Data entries

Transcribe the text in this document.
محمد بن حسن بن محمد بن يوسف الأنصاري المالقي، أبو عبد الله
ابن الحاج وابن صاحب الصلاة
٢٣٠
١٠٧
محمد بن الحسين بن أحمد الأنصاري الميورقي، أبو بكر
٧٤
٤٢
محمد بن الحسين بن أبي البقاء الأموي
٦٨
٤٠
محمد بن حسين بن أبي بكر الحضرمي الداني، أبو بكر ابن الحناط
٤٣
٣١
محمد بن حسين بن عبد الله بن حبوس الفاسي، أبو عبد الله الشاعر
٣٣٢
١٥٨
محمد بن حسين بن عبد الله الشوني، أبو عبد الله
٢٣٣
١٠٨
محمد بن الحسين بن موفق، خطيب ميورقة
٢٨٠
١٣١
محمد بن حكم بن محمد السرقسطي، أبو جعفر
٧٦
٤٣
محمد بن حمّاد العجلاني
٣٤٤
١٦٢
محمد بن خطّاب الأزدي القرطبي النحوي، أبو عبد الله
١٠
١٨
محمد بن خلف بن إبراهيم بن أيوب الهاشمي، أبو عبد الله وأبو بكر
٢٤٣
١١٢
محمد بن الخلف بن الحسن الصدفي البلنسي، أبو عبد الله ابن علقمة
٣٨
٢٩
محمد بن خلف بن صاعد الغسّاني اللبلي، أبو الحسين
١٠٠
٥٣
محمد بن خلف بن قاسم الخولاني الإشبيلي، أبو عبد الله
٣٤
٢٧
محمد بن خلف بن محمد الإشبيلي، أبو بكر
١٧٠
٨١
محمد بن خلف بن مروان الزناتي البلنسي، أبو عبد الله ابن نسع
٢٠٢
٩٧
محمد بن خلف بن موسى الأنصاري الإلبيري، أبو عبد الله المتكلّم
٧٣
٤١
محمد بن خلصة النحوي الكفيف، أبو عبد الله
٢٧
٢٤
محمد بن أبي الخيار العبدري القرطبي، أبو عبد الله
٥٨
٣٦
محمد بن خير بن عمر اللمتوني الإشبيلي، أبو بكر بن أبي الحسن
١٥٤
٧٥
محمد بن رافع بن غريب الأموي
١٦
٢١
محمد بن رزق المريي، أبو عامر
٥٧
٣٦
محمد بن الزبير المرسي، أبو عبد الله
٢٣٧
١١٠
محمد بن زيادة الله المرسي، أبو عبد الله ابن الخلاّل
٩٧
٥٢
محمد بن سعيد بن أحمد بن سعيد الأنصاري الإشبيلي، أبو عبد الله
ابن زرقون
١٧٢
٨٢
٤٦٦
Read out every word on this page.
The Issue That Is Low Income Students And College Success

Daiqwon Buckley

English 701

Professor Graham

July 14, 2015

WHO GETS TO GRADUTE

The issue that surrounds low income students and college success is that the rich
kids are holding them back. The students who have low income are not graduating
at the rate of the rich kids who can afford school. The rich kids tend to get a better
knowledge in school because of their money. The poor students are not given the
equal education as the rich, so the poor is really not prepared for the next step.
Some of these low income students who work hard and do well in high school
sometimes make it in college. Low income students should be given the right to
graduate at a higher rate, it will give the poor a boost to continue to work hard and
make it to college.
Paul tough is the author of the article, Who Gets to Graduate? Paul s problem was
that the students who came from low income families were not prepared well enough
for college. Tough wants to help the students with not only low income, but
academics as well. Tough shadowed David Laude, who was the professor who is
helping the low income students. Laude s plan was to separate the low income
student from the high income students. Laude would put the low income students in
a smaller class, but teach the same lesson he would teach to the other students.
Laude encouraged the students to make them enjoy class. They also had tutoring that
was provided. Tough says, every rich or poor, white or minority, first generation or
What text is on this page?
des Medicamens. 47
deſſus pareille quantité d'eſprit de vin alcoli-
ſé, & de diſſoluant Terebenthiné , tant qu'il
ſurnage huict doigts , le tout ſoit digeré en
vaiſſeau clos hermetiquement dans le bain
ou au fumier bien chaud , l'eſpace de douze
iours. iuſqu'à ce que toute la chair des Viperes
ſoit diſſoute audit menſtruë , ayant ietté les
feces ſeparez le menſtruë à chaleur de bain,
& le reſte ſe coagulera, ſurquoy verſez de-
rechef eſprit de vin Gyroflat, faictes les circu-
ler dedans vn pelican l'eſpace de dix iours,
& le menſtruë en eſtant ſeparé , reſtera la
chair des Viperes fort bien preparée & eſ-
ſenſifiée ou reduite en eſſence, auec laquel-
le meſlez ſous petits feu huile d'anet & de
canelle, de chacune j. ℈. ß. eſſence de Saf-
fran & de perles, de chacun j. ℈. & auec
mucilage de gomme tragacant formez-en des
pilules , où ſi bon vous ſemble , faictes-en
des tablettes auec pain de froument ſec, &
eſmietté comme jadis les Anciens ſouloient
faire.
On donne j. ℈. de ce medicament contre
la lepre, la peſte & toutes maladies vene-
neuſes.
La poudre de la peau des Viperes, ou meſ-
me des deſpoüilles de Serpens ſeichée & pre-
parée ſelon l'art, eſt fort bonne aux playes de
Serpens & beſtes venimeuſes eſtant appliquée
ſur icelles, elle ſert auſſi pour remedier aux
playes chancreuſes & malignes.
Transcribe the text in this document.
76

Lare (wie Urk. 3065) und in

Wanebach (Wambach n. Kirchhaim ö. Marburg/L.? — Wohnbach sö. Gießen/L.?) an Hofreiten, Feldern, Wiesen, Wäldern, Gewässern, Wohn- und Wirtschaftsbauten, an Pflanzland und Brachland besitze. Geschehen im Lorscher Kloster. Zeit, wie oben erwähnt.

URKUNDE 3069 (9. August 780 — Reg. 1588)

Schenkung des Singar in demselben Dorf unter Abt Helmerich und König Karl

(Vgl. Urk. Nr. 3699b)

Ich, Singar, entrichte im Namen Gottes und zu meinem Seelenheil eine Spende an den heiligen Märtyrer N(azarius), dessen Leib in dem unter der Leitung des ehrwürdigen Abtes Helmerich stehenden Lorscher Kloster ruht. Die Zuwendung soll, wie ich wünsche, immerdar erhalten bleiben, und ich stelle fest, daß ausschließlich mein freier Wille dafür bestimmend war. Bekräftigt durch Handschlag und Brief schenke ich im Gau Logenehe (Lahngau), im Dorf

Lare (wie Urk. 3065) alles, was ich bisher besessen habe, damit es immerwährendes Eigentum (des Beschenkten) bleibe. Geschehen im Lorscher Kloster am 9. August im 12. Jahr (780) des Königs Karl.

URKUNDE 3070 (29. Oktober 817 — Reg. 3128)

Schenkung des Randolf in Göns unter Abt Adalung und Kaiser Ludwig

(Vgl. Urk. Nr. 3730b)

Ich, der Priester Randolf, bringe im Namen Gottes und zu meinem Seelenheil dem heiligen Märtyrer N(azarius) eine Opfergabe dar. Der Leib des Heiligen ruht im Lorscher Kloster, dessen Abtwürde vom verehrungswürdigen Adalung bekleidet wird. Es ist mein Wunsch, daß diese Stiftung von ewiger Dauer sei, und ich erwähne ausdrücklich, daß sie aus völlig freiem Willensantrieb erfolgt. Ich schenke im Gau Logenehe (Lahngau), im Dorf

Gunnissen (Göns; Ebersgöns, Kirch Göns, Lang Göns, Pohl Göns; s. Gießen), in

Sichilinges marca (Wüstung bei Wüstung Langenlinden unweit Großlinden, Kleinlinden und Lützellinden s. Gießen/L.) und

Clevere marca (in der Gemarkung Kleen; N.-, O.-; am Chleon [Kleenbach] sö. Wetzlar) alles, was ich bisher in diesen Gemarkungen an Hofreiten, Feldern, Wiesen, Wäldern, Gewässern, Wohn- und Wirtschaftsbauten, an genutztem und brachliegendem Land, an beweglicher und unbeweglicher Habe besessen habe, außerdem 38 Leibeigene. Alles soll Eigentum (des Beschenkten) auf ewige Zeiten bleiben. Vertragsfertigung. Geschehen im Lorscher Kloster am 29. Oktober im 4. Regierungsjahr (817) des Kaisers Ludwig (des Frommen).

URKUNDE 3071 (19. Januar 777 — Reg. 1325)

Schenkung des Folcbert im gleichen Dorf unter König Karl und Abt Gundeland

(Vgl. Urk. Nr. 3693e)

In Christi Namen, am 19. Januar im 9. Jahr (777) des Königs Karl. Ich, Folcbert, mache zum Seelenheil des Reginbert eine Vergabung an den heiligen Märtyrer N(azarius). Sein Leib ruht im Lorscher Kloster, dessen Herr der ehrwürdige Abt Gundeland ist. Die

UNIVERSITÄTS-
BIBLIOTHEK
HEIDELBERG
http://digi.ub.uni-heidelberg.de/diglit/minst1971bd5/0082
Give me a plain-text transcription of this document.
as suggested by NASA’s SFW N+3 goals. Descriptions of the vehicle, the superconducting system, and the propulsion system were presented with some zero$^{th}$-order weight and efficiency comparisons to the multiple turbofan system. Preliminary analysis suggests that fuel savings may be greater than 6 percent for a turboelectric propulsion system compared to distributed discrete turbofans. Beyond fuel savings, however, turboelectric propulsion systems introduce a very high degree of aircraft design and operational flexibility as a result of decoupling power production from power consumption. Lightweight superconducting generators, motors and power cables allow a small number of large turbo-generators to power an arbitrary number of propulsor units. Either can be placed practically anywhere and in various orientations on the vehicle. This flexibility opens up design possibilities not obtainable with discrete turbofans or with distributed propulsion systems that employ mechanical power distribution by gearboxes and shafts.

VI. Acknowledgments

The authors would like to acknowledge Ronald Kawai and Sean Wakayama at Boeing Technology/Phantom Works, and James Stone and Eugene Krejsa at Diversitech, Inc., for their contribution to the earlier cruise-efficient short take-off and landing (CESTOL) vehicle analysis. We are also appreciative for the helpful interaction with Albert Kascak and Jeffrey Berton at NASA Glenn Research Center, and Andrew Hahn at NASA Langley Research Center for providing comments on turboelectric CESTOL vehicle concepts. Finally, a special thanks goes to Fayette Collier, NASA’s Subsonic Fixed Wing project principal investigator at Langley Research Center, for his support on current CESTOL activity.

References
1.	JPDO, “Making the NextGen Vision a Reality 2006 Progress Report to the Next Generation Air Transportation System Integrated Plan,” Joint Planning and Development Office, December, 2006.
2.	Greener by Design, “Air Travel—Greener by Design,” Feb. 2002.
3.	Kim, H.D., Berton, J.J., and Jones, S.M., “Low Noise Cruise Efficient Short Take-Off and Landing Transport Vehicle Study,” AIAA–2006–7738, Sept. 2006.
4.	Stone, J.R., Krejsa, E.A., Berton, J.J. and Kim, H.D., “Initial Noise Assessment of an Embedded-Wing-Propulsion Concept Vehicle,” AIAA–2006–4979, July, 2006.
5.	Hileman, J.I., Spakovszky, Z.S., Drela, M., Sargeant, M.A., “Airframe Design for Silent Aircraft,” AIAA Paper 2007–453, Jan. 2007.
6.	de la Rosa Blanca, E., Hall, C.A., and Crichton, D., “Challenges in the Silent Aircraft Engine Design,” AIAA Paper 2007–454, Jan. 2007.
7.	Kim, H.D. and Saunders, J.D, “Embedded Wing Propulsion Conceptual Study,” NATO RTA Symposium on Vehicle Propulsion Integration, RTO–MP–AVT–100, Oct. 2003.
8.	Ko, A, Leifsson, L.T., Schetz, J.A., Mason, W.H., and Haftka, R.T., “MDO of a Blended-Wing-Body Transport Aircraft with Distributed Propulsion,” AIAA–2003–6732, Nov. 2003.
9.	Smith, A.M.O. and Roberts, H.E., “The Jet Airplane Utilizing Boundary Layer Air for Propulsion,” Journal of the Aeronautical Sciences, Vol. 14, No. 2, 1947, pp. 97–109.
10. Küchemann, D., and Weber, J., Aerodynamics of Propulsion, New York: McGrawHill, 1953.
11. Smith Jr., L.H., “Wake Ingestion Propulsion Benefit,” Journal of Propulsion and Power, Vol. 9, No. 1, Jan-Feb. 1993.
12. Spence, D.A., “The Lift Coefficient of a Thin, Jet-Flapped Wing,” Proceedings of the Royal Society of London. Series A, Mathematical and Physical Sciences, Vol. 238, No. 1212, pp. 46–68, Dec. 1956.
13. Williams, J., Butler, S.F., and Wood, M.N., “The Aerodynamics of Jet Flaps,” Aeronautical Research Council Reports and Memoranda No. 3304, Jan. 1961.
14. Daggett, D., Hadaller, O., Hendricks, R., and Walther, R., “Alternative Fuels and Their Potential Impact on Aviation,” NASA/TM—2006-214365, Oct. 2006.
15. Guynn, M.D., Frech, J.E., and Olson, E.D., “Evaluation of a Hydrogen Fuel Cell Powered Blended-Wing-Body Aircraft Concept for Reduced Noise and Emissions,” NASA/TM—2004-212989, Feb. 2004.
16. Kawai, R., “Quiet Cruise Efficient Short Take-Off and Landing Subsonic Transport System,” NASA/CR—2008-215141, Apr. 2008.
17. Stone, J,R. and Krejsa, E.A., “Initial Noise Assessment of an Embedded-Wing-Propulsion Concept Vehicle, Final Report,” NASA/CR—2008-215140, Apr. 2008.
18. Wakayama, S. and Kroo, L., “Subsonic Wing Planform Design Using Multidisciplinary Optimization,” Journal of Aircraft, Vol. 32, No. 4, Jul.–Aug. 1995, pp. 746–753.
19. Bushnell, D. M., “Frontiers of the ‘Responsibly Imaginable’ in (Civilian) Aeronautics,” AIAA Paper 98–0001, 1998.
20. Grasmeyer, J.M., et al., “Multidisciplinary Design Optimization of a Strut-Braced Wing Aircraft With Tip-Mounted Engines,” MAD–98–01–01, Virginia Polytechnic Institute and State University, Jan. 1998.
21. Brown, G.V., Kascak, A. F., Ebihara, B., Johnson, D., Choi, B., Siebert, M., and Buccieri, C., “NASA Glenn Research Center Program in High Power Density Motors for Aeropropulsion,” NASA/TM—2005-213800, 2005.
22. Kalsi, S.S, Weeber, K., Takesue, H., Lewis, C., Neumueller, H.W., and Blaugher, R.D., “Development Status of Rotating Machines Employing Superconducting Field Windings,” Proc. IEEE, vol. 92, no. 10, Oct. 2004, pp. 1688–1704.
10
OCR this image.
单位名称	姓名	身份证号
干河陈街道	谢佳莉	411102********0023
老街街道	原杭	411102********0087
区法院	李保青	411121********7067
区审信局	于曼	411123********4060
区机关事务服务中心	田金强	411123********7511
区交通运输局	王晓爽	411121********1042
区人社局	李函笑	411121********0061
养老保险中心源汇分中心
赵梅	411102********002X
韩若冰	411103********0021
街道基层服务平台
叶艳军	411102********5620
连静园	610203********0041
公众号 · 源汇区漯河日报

_WHAT IS ASKED:_ Would you give again, word for word, every line from the one with "OCR this image." through the final line of the listing above?

_CORRECT RESPONSE:_
OCR this image.
单位名称	姓名	身份证号
干河陈街道	谢佳莉	411102********0023
老街街道	原杭	411102********0087
区法院	李保青	411121********7067
区审信局	于曼	411123********4060
区机关事务服务中心	田金强	411123********7511
区交通运输局	王晓爽	411121********1042
区人社局	李函笑	411121********0061
养老保险中心源汇分中心
赵梅	411102********002X
韩若冰	411103********0021
街道基层服务平台
叶艳军	411102********5620
连静园	610203********0041
公众号 · 源汇区漯河日报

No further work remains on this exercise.